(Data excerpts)
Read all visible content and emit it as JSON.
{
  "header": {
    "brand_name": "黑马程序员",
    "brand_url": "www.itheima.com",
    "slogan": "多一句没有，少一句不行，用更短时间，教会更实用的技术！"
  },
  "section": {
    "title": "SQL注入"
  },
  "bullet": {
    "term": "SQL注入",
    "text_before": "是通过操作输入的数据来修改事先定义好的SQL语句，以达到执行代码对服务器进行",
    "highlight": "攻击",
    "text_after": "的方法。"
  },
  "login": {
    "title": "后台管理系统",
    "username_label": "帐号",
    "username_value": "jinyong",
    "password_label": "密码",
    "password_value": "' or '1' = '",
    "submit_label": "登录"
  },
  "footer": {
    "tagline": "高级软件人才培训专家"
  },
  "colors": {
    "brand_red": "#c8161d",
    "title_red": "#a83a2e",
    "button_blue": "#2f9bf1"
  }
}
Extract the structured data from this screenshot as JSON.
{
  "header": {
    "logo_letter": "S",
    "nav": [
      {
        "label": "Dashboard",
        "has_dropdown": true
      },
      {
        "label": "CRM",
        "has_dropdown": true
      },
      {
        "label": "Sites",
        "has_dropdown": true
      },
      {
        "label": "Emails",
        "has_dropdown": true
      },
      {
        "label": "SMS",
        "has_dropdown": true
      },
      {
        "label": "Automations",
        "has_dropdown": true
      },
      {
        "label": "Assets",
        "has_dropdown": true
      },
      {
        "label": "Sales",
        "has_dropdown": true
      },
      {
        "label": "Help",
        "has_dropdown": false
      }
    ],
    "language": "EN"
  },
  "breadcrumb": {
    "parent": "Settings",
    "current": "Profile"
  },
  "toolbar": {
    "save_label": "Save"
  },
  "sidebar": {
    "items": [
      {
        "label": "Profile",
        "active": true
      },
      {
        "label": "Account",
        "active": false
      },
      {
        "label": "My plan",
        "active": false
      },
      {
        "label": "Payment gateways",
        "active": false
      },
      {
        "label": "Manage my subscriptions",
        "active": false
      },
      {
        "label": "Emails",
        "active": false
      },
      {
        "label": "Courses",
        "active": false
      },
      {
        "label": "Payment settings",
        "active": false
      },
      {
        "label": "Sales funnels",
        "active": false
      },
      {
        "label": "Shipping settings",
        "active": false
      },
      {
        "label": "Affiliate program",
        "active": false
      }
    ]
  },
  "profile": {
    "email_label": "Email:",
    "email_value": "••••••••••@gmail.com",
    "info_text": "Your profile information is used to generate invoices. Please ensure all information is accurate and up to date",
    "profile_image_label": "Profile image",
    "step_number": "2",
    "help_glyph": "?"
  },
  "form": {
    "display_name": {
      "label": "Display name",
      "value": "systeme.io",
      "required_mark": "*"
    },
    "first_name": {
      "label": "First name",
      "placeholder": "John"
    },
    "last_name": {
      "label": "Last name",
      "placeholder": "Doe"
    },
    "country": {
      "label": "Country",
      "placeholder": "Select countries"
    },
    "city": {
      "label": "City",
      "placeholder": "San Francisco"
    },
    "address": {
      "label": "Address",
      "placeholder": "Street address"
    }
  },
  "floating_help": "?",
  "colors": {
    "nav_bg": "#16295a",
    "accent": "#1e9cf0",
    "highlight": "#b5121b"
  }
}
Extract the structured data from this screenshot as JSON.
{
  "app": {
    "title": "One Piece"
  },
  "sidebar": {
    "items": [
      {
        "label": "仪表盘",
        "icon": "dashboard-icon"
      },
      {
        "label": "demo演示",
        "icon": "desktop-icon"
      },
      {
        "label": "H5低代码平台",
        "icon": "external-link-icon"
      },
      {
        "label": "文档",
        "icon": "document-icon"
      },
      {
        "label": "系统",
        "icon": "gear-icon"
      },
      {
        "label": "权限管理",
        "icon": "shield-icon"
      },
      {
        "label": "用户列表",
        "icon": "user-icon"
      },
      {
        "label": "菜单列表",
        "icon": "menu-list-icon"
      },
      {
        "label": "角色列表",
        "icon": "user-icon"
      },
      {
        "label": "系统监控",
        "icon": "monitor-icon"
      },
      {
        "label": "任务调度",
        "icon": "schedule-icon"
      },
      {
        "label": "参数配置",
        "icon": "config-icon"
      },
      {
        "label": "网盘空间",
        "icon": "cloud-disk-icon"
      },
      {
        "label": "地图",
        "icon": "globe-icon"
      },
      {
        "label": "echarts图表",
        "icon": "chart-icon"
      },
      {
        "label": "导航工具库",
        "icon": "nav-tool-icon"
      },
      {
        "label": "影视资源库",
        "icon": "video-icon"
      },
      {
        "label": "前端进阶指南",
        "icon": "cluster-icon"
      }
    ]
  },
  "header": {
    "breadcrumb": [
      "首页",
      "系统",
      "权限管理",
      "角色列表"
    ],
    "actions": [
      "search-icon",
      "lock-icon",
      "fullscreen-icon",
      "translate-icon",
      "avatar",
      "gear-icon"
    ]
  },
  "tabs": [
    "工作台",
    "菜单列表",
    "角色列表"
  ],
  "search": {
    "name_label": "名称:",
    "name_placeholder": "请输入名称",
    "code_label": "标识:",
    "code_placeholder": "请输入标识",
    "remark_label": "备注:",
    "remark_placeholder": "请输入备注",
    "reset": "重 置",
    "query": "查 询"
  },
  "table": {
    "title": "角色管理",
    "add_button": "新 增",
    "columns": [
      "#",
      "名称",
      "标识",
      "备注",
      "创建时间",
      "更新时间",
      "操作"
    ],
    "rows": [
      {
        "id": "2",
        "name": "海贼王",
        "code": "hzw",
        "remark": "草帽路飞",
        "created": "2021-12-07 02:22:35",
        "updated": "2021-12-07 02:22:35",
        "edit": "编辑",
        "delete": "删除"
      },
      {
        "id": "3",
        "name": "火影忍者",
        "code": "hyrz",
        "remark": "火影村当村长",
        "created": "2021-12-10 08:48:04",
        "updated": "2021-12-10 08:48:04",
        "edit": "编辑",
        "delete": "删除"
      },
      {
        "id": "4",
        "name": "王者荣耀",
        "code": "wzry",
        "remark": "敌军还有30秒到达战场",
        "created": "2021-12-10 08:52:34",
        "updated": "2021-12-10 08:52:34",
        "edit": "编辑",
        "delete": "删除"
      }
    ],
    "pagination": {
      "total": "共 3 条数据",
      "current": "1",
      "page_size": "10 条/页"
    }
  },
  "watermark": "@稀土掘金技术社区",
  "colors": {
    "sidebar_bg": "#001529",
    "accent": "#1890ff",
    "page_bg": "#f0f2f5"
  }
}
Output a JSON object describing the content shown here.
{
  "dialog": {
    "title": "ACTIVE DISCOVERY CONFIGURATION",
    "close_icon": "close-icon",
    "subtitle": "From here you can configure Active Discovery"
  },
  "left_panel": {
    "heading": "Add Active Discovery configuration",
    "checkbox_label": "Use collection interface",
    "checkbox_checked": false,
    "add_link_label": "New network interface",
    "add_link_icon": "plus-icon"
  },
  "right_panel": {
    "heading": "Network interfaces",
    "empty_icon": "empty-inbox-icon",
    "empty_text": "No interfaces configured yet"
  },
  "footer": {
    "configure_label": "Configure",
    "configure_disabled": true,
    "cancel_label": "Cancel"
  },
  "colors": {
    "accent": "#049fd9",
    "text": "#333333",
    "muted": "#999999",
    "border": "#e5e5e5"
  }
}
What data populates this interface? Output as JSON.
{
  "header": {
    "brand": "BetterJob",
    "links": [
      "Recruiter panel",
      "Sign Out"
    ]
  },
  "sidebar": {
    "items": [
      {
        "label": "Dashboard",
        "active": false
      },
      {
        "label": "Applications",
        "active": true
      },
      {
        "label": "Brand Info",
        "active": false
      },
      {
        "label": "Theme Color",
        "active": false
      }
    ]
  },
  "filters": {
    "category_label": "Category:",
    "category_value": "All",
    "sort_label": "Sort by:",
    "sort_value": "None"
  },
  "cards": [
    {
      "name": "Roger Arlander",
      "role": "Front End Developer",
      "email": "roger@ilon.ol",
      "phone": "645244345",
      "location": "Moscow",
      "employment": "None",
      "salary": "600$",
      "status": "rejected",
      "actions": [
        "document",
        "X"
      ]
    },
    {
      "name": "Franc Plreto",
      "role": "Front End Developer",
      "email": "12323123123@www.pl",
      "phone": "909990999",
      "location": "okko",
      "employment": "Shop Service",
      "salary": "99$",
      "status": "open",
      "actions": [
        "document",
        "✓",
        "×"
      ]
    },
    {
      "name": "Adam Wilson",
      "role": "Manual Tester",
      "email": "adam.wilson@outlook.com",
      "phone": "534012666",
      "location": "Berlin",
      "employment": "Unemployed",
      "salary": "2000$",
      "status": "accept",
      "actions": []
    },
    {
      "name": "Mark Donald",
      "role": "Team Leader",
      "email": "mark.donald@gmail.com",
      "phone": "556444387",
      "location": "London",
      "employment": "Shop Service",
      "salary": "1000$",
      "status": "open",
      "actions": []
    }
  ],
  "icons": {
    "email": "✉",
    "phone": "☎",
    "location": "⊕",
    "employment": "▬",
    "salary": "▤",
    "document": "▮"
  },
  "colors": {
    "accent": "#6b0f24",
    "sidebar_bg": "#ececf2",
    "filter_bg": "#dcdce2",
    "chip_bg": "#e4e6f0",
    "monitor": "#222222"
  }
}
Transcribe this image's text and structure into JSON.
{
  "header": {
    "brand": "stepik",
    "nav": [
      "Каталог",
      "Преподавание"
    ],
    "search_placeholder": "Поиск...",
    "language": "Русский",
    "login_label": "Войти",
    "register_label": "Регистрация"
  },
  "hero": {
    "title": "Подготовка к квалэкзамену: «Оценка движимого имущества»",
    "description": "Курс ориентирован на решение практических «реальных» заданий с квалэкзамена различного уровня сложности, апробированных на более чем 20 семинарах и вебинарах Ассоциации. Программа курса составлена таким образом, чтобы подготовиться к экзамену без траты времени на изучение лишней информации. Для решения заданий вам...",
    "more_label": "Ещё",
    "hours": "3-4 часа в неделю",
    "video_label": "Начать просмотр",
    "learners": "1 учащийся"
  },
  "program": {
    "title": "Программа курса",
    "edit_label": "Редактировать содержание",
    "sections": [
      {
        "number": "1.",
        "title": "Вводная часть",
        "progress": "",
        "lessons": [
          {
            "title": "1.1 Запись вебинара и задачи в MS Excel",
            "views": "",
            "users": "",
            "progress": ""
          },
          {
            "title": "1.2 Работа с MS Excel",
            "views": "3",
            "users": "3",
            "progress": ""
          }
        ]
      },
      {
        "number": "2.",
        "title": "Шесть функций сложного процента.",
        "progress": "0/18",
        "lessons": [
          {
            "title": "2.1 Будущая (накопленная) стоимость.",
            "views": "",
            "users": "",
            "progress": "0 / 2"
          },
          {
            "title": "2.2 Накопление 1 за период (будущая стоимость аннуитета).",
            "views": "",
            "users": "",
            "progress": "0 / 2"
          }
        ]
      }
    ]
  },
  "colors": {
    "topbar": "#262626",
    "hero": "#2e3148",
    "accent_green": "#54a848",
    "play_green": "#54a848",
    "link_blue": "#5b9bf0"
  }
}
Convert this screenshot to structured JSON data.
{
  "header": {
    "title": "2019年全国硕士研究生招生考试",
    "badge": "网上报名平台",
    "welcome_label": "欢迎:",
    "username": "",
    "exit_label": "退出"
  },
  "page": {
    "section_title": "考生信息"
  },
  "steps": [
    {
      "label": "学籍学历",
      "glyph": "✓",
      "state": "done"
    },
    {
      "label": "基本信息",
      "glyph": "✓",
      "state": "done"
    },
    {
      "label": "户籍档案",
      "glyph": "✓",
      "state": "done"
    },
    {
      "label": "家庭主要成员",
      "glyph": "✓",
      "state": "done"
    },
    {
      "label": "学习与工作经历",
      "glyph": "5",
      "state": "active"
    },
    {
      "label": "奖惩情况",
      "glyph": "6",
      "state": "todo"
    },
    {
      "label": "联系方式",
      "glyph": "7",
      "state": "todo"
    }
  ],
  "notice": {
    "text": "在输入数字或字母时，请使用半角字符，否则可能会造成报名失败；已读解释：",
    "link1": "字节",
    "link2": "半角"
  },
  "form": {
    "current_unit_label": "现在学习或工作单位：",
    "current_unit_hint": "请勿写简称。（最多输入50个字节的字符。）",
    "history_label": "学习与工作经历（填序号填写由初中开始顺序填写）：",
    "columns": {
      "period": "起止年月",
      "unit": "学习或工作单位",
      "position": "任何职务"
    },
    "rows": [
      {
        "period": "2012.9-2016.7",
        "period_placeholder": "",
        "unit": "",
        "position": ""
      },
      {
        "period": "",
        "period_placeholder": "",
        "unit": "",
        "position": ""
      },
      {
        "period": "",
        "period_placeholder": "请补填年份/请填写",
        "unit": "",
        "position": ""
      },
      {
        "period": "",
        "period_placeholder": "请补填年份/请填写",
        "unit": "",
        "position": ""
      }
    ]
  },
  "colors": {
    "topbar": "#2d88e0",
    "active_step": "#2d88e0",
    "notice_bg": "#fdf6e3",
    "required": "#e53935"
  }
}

**Problem:**
Find the string "document" in the listing and return every line that holds it.

**Response below:**
        "icon": "document-icon"
        "document",
        "document",
    "document": "▮"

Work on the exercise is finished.